Written exercise = Copy all the entries word for word, but omit the pictures.
:::
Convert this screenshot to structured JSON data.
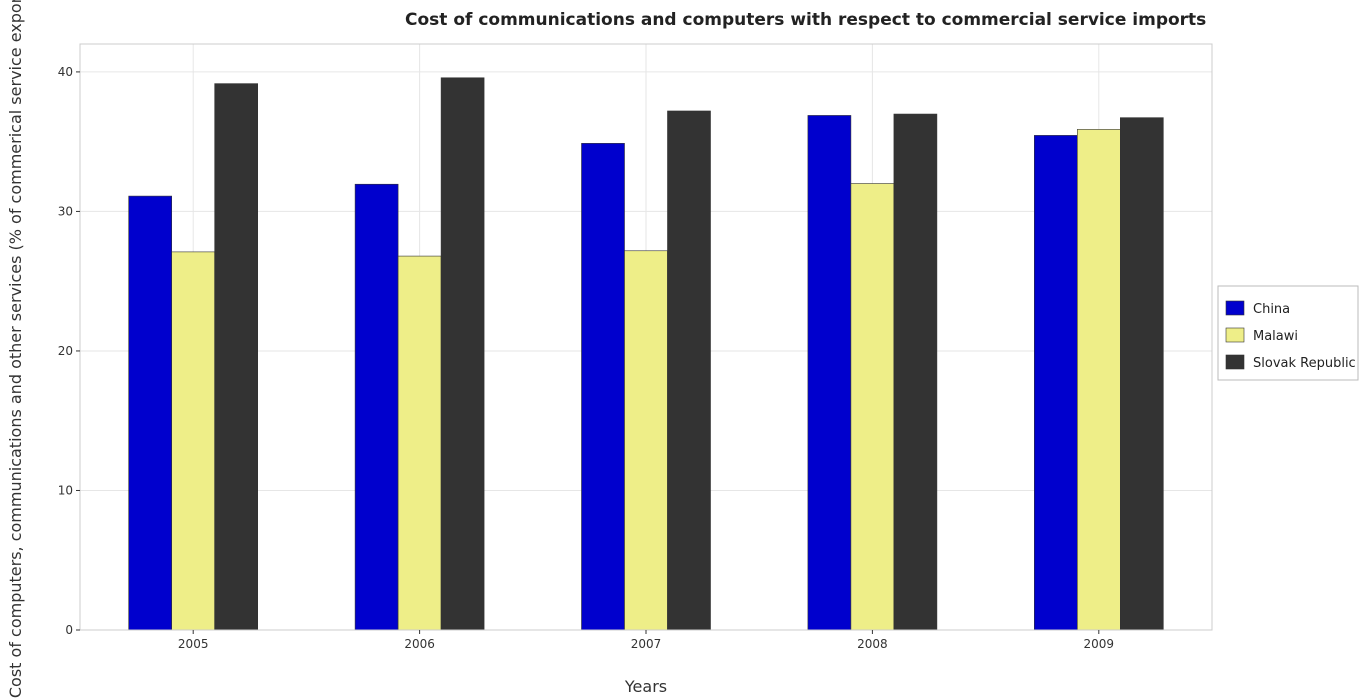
{
  "chart_data": {
    "type": "bar",
    "title": "Cost of communications and computers with respect to commercial service imports",
    "xlabel": "Years",
    "ylabel": "Cost of computers, communications and other services (% of commerical service exports)",
    "categories": [
      "2005",
      "2006",
      "2007",
      "2008",
      "2009"
    ],
    "ylim": [
      0,
      42
    ],
    "yticks": [
      0,
      10,
      20,
      30,
      40
    ],
    "ytick_labels": [
      "0",
      "10",
      "20",
      "30",
      "40"
    ],
    "grid": true,
    "legend_position": "right",
    "series": [
      {
        "name": "China",
        "color": "#0000cd",
        "values": [
          31.1,
          31.95,
          34.88,
          36.88,
          35.45
        ]
      },
      {
        "name": "Malawi",
        "color": "#eeee88",
        "values": [
          27.1,
          26.8,
          27.18,
          32.0,
          35.88
        ]
      },
      {
        "name": "Slovak Republic",
        "color": "#333333",
        "values": [
          39.16,
          39.58,
          37.2,
          36.98,
          36.72
        ]
      }
    ]
  }
}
:::
Problem solution =
Convert this screenshot to structured JSON data.
{
  "chart_data": {
    "type": "bar",
    "title": "Cost of communications and computers with respect to commercial service imports",
    "xlabel": "Years",
    "ylabel": "Cost of computers, communications and other services (% of commerical service exports)",
    "categories": [
      "2005",
      "2006",
      "2007",
      "2008",
      "2009"
    ],
    "ylim": [
      0,
      42
    ],
    "yticks": [
      0,
      10,
      20,
      30,
      40
    ],
    "ytick_labels": [
      "0",
      "10",
      "20",
      "30",
      "40"
    ],
    "grid": true,
    "legend_position": "right",
    "series": [
      {
        "name": "China",
        "color": "#0000cd",
        "values": [
          31.1,
          31.95,
          34.88,
          36.88,
          35.45
        ]
      },
      {
        "name": "Malawi",
        "color": "#eeee88",
        "values": [
          27.1,
          26.8,
          27.18,
          32.0,
          35.88
        ]
      },
      {
        "name": "Slovak Republic",
        "color": "#333333",
        "values": [
          39.16,
          39.58,
          37.2,
          36.98,
          36.72
        ]
      }
    ]
  }
}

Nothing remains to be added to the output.